◆ Required task
Which lines in the material below contain the word "show"? Copy each of them.

═══ Provided information

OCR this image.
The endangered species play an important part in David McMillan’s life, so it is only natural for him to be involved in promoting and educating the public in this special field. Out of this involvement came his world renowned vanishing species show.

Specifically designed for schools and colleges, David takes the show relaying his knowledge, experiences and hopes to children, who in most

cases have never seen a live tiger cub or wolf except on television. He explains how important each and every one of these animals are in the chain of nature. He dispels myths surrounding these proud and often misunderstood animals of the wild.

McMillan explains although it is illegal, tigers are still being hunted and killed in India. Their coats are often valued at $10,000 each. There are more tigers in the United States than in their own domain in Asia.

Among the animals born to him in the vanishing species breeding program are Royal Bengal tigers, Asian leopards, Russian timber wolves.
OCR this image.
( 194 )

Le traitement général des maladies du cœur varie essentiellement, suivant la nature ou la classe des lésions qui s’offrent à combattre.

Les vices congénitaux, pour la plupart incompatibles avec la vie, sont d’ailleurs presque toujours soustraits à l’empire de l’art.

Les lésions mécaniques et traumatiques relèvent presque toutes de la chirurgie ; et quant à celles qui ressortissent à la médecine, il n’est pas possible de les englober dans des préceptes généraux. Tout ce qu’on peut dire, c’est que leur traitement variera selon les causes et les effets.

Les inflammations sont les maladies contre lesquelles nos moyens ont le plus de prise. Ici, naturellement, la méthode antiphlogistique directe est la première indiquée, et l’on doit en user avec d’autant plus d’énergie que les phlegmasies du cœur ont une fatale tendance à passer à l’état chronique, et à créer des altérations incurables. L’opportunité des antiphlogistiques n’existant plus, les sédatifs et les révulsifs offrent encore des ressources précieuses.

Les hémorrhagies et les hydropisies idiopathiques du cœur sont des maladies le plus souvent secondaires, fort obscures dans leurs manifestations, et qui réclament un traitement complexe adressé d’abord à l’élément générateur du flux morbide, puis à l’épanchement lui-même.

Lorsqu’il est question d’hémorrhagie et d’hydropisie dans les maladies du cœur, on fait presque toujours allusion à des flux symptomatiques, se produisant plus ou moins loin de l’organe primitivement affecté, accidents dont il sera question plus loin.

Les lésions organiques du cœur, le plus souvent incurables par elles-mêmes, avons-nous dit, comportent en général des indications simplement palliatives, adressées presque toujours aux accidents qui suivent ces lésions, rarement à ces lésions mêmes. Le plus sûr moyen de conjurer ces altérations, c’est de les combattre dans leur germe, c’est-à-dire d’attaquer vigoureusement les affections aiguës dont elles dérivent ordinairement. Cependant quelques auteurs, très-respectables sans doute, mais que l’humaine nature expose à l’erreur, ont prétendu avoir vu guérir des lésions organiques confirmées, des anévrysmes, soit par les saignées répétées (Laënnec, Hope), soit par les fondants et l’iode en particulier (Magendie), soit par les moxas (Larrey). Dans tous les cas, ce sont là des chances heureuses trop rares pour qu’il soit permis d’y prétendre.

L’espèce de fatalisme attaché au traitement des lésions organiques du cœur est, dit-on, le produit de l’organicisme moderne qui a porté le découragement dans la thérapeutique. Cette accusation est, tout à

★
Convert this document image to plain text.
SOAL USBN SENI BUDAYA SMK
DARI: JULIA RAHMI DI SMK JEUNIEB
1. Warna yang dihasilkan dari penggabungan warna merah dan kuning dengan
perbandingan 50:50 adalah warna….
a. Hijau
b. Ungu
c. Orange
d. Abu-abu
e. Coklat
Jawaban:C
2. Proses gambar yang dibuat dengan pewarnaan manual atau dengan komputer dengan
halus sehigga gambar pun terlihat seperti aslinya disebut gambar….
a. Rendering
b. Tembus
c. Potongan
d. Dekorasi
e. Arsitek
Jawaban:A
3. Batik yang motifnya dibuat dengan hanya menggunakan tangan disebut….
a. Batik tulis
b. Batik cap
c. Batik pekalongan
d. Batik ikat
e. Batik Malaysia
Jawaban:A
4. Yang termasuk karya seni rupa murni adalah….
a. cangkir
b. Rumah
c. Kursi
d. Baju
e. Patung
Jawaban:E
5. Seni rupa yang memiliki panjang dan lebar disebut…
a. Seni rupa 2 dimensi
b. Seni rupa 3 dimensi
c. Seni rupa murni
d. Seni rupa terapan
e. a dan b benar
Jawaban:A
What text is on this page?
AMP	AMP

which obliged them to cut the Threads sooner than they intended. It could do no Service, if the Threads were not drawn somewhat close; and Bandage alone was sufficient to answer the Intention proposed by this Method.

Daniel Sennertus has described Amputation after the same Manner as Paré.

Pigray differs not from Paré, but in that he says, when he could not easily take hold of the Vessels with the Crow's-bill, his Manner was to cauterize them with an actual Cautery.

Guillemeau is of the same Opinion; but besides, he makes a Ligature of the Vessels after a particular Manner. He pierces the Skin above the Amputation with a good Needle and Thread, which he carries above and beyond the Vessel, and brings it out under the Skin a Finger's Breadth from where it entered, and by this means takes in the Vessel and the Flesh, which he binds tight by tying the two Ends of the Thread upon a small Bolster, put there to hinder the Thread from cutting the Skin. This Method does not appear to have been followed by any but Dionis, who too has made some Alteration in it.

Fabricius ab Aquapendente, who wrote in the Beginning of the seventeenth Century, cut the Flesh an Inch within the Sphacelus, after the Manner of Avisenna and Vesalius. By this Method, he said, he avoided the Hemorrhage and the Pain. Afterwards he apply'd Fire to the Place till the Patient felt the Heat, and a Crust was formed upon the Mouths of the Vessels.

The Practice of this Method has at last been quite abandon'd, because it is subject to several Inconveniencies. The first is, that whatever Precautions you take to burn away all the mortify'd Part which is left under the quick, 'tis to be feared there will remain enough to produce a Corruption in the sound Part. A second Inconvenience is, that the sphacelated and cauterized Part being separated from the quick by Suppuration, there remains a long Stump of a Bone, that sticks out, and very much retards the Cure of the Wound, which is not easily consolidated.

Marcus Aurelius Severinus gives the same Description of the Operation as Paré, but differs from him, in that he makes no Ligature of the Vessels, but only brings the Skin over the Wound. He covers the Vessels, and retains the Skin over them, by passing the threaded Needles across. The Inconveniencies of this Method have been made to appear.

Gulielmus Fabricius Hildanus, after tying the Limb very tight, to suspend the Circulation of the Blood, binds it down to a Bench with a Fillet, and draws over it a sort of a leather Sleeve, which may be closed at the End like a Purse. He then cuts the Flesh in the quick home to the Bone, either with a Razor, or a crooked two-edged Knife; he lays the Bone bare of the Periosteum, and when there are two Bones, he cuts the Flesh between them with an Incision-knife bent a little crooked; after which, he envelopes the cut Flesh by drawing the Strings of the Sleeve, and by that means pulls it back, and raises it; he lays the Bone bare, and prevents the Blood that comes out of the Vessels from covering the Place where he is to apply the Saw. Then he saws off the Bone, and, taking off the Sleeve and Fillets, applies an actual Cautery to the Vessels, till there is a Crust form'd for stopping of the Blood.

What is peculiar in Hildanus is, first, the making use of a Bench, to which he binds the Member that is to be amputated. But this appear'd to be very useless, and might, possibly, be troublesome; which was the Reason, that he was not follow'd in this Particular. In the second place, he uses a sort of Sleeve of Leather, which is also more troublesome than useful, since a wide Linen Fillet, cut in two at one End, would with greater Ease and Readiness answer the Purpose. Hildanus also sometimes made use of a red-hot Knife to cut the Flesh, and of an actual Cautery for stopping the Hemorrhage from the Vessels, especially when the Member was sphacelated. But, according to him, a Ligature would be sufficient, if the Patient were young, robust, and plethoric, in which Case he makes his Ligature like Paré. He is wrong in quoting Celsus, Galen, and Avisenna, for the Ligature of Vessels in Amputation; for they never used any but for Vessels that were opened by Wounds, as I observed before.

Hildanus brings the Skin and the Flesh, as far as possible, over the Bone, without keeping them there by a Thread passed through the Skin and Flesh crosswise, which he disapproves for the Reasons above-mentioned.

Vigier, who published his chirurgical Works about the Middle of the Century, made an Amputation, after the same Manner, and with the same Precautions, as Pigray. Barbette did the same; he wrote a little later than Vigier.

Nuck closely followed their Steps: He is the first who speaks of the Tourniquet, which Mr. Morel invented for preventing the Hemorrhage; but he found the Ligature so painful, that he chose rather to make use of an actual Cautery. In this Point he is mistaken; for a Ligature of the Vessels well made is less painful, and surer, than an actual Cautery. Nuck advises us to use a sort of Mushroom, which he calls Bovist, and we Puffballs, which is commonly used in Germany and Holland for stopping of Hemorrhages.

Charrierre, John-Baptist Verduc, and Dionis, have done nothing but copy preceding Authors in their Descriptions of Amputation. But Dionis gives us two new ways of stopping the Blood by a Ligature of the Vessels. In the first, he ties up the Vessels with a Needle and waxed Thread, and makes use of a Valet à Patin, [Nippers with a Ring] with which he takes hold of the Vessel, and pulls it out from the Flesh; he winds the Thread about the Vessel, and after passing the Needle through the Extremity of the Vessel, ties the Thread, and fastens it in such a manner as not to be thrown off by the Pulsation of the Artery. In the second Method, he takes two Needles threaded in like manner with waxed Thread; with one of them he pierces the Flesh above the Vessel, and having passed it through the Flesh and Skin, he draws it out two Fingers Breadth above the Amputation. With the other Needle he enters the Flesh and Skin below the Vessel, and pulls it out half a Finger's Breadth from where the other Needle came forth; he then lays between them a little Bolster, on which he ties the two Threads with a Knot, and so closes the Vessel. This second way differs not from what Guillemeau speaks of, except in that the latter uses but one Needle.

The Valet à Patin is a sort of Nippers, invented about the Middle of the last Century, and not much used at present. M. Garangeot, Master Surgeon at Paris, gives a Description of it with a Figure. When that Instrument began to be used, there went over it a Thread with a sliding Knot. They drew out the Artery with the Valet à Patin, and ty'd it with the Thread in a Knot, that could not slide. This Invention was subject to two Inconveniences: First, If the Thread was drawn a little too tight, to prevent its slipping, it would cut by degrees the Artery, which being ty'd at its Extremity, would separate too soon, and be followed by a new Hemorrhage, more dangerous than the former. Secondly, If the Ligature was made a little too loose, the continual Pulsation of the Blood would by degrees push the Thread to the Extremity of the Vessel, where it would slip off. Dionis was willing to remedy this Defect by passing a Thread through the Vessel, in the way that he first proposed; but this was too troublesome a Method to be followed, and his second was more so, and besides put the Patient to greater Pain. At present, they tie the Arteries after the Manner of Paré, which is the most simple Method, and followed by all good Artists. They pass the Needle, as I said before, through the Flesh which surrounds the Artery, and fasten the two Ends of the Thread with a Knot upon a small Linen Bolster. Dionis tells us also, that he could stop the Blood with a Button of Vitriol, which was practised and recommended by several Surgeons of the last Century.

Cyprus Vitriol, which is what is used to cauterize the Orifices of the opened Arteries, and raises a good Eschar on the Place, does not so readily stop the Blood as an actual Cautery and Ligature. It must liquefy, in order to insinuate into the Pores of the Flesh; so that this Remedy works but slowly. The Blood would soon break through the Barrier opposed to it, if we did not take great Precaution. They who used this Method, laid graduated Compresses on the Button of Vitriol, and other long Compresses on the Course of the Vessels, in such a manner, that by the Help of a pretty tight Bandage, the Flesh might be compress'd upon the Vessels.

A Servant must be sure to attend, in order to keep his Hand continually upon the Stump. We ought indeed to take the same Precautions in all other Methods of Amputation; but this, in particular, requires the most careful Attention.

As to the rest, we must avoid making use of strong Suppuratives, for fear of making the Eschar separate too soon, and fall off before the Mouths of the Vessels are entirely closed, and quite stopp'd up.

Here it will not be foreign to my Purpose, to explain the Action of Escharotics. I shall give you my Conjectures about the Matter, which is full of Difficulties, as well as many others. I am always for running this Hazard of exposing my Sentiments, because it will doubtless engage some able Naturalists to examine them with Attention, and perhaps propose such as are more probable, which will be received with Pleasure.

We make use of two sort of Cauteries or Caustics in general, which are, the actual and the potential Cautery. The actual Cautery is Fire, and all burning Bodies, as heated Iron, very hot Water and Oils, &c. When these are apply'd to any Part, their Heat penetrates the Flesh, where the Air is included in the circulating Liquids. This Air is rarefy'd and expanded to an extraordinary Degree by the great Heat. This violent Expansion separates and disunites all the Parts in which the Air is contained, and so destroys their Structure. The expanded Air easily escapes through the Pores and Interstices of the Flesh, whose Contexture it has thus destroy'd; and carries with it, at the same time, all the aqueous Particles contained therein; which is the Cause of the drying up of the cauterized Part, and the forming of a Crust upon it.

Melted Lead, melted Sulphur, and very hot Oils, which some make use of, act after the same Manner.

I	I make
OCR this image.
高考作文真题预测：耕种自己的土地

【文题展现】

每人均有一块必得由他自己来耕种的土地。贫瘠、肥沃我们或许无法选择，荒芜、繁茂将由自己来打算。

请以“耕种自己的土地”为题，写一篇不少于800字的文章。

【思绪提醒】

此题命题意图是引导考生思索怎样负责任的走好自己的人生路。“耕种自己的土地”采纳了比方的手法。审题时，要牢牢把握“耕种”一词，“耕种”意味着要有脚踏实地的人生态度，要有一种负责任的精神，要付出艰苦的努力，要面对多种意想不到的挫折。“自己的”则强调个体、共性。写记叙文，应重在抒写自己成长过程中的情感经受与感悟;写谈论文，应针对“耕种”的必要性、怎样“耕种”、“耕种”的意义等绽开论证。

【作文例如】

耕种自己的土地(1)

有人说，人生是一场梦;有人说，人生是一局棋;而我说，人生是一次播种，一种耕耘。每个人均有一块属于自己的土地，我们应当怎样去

══════

◆ Exercise output
The endangered species play an important part in David McMillan’s life, so it is only natural for him to be involved in promoting and educating the public in this special field. Out of this involvement came his world renowned vanishing species show.
Specifically designed for schools and colleges, David takes the show relaying his knowledge, experiences and hopes to children, who in most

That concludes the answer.